О том, как может восхитить непонятное
О том, как может восхитить непонятное
Я видел самый старый театр в мире. В районе Харадзюки много молодежи. Танцуют и поют в парке прямо на лужайке любительские ансамбли. Толпа молодежи кишит в узкой улочке, где идет распродажа вещей молодежной моды. Просто встречаются, назначают свидания, гуляют, сидят в кафе, идут на работу. Молодежь, почти сплошь молодежь. На бульваре Харадзюки аллея высоких красивых деревьев — такая редкость в Токио. Мы шли сквозь толпу молодежи в самый старый театр на земле — в театр НО. В малюсеньком вестибюле покупают билеты и тут же снимают обувь. Каждый кладет свои туфли в специальный ящик — их много, целая стенка — вроде картотеки или шкафчиков в детском саду. Берешь номерок, чтобы не забыть, где положил. Но ничего не запирается. Идем в носках по холодной лестнице, по полированному деревянному полу. Сидят на подушках. Пальто и сумки — все с собой, все грудой ложится рядом с тобой на пол. Зал мест на триста почти полон. Представление дневное— почти всегда. Вечерние представления бывают редко. Миядзава собирался идти со мной, но... заболел! Меня сопровождает мадам Накагаза. Ее зовут Лена. Она русская, советская, из Ленинграда, замужем за японцем. Японский знает превосходно.
Декорация знакома. Это традиционная декорация театра НО. Я много раз видел ее на фотографиях, на картинах. Сцена—квадрат под деревянным шатром и длинный помост от сцены влево. Рельефное изображение дерева на задней стене. Основной вход—слева, в конце помоста, он закрыт матерчатым пологом. Добавочный вход — справа, в стене. Сцена пуста. Служитель палкой приподнимает полог, н появляются три музыканта. Они идут друг за другом, в руках инструменты— у двоих маленькие, необычного вида барабанчики, у третьего нечто вроде флейты. Еще они несут складные маленькие сиденья. Садятся в ряд у задней части сцены у стены. Справа входят двое служителей. Садятся на колени у стены—один у задней, другой у боковой, правой.
Вид у всех отрешенный. Взгляд прямой. Но они не видят зрителей. Они смотрят в пространство или, может быть, внутрь себя. Пауза. Ногам холодно. Я подкладываю свой плащ под ноги. Думаю: да, здесь формула Станиславского не сгодится. По крайней мере здесь театр не начинается с вешалки. Это очевидно. Вешалки просто нет.
Посмотрим, чем это кончится. Я читал о НО. Знаю — будет что-то необычное, труднодоступное. Готовлюсь к испытанию.
• • • • •
> **Письменные задания**
1/ Сколько музыкантов выходит на сцену в очерке о театре НО и какие инструменты у них в руках?
2/ Продолжите очерк о театре НО, начав сразу после его последней фразы.

> **Записи**
• • • • •
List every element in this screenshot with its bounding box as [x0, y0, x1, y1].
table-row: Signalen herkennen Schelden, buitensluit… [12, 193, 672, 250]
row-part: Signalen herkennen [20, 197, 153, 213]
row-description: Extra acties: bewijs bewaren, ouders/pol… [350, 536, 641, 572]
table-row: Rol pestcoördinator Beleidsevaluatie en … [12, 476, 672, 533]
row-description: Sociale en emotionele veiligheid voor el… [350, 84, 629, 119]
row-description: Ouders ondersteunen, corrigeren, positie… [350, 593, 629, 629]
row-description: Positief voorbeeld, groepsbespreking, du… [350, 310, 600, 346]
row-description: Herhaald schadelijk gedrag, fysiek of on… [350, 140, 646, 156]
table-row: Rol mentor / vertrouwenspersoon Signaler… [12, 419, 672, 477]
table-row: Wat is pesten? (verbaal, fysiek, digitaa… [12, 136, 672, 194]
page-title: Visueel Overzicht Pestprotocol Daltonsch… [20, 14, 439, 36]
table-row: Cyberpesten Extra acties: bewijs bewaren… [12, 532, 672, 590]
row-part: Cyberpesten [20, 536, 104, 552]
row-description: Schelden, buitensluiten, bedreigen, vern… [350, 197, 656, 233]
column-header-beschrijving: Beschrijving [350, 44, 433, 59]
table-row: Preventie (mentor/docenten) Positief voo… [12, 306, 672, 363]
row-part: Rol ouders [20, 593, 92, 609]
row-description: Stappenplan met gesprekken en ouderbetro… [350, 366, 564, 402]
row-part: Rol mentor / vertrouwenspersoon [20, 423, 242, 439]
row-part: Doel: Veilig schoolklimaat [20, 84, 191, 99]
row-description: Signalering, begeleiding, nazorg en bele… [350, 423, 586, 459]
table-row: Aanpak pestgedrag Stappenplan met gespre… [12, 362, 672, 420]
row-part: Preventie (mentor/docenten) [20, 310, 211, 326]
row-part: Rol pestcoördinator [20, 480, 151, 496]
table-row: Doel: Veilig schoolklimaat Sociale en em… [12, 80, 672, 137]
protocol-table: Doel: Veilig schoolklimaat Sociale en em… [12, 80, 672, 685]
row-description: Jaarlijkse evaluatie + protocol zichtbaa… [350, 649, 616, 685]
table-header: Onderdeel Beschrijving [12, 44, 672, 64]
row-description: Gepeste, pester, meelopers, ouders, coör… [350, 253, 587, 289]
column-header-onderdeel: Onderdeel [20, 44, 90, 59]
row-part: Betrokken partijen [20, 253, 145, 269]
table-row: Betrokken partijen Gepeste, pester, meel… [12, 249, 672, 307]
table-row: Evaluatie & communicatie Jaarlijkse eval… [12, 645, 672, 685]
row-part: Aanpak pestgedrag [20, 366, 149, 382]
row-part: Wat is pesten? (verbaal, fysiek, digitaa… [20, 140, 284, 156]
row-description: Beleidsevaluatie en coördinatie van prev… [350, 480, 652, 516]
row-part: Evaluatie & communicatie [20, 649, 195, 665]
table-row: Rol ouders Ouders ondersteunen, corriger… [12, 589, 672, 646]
• • • • •
> **Письменные ответы**
1/ Три музыканта: у двоих маленькие барабанчики необычного вида, у третьего нечто вроде флейты.

2/
Первый звук превосходит все мои ожидания. Первый музыкант — молодой, тот, что с барабаном,— выпевает страннейшую воющую ноту в среднем регистре, и тут же голос взлетает в самый верхний регистр. Сухой удар барабана. Повтор. Еще повтор. Второй музыкант — пожилой, с барабаном — отвечает минорным, глухим эхом, похожим на стон. Удар второго барабана. Эта перекличка продолжается некоторое время, создавая напряжение. Вступает флейта. Я не знаю, как назвать эту атмосферу: слишком странно, слишком непривычно, это уже не пустое пространство—сцена зажила, она наполнилась атмосферой. Мы, зрители, вырваны из повседневности — мы присутствуем при чем-то очень значительном.
Снова поднимается полог. Появляется первый актер. Он движется очень медленно. Каждый шаг — скольжение ступни в тонкой облегающей туфле-носке. Актер как бы нащупывает каждый шаг. Появляется второй актер. Той же походкой движется вслед. Они приближаются к нам н в своих сложных одеждах из неярких тканей кажутся очень значительными и большими. Грима нет. Но лица — как маски. Никакой мимики. Только сосредоточенность. Начался кёгэн, предваряющий собственно пьесу НО.
Этому театру семьсот лет. Этому выходу семьсот лет. Этому пению семьсот лет. Размер сцены и помоста выверен до сантиметра — никогда ничего не меняется. Музыканты сидят именно на тех местах, которые были им отведены столетия назад. Служитель прислонился к стене в точке, освященной веками. Полог поднимается в определенном, раз и навсегда установленном темпе. Палка, которой его поднимают, имеет свое название и должна быть абсолютно определенной длины. И жест обращения с этой палкой твердо установлен.
А сюжет кёгэна, как выясняется, прост: два крестьянина говорили о родных местах. Один расхвастался и соврал, что в его краях живут разные звери, в том числе и лисицы. Второй сказал: лис у вас нет. Есть—нет. Есть — нет. Потом пари с закладом. Идут к судье. Враль дает взятку судье. Потом истец требует показать, как выглядит лиса, какой голос у лисы.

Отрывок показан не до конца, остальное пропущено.